• **GIVEN EXERCISE**:
Write out the entries verbatim and leave the images out of the copy.

• **INPUT ROWS**:
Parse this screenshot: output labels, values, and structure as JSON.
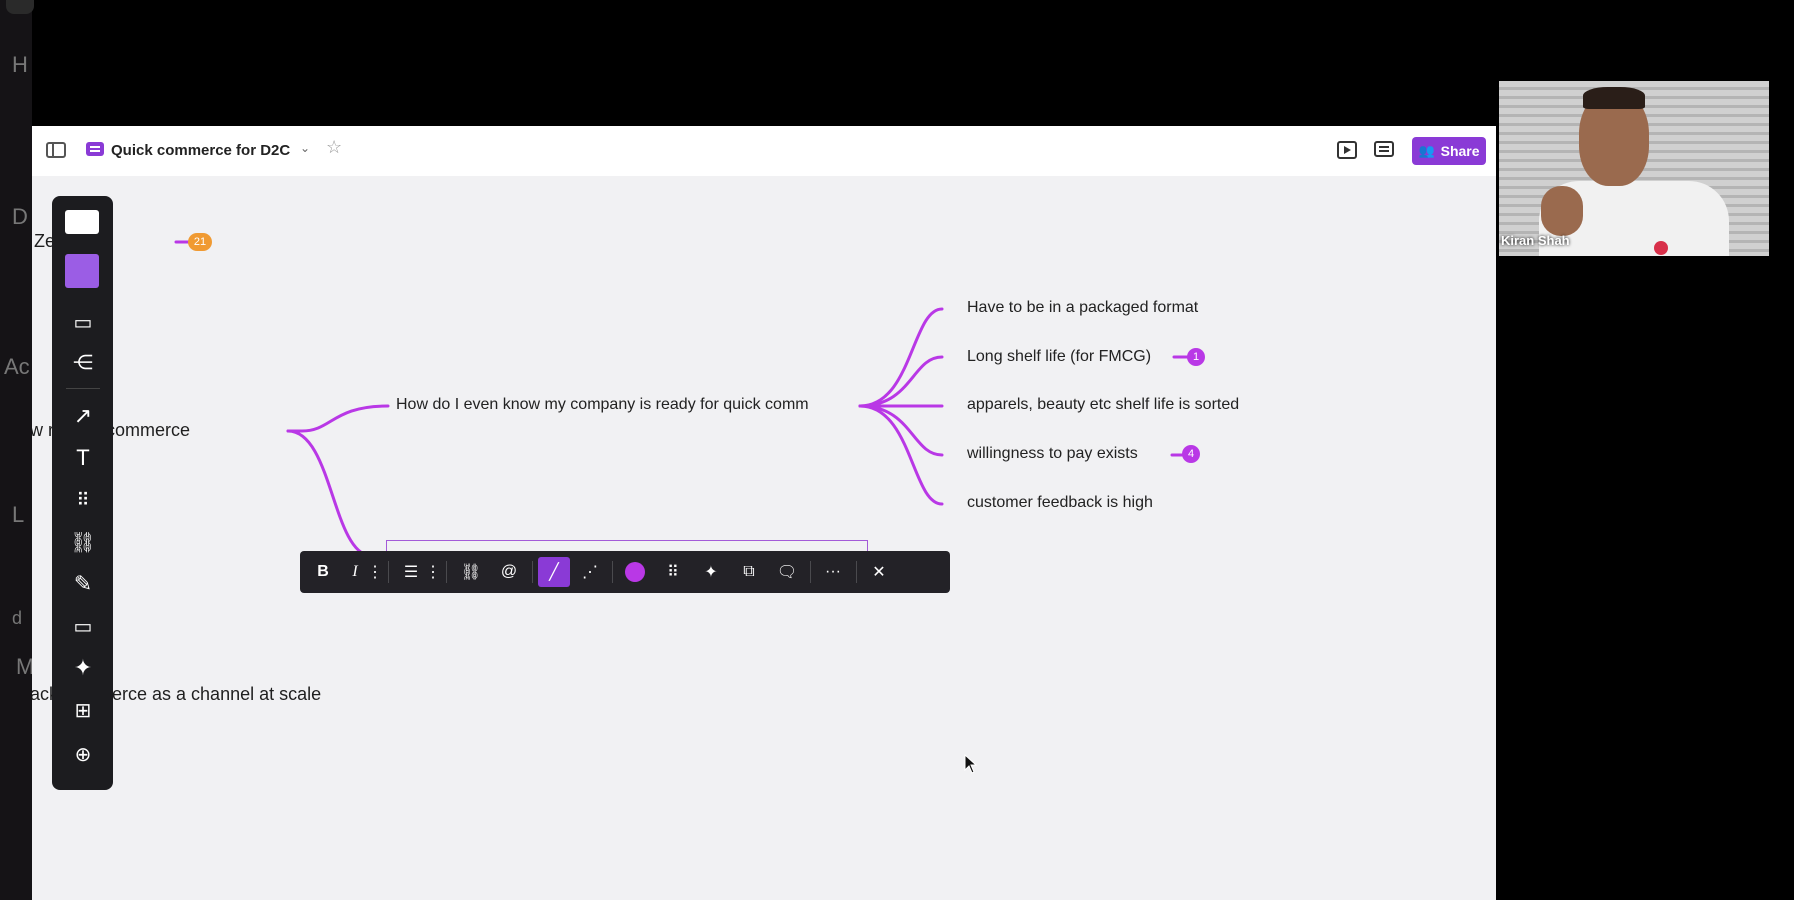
{
  "left_strip": {
    "ghost_letters": [
      "H",
      "D",
      "Ac",
      "L",
      "d",
      "M"
    ]
  },
  "header": {
    "board_title": "Quick commerce for D2C",
    "share_label": "Share"
  },
  "canvas": {
    "partial_texts": {
      "journey": "Ze    urney",
      "root": "w         r quick commerce",
      "bottom": "ack      commerce as a channel at scale"
    },
    "journey_badge": "21",
    "branch_node": "How do I even know my company is ready for quick comm",
    "leaves": [
      {
        "text": "Have to be in a packaged format",
        "badge": null
      },
      {
        "text": "Long shelf life (for FMCG)",
        "badge": "1"
      },
      {
        "text": "apparels, beauty etc shelf life is sorted",
        "badge": null
      },
      {
        "text": "willingness to pay exists",
        "badge": "4"
      },
      {
        "text": "customer feedback is high",
        "badge": null
      }
    ],
    "connector_color": "#b938e6"
  },
  "format_toolbar": {
    "bold": "B",
    "italic": "I",
    "mention": "@",
    "more": "···",
    "close": "✕"
  },
  "video": {
    "participant_name": "Kiran Shah"
  },
  "colors": {
    "accent": "#8a3ad6",
    "toolbar_bg": "#1c1c1f",
    "canvas_bg": "#f1f1f3"
  }
}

• **RESPONSE BELOW**:
Parse this screenshot: output labels, values, and structure as JSON.
{
  "left_strip": {
    "ghost_letters": [
      "H",
      "D",
      "Ac",
      "L",
      "d",
      "M"
    ]
  },
  "header": {
    "board_title": "Quick commerce for D2C",
    "share_label": "Share"
  },
  "canvas": {
    "partial_texts": {
      "journey": "Ze    urney",
      "root": "w         r quick commerce",
      "bottom": "ack      commerce as a channel at scale"
    },
    "journey_badge": "21",
    "branch_node": "How do I even know my company is ready for quick comm",
    "leaves": [
      {
        "text": "Have to be in a packaged format",
        "badge": null
      },
      {
        "text": "Long shelf life (for FMCG)",
        "badge": "1"
      },
      {
        "text": "apparels, beauty etc shelf life is sorted",
        "badge": null
      },
      {
        "text": "willingness to pay exists",
        "badge": "4"
      },
      {
        "text": "customer feedback is high",
        "badge": null
      }
    ],
    "connector_color": "#b938e6"
  },
  "format_toolbar": {
    "bold": "B",
    "italic": "I",
    "mention": "@",
    "more": "···",
    "close": "✕"
  },
  "video": {
    "participant_name": "Kiran Shah"
  },
  "colors": {
    "accent": "#8a3ad6",
    "toolbar_bg": "#1c1c1f",
    "canvas_bg": "#f1f1f3"
  }
}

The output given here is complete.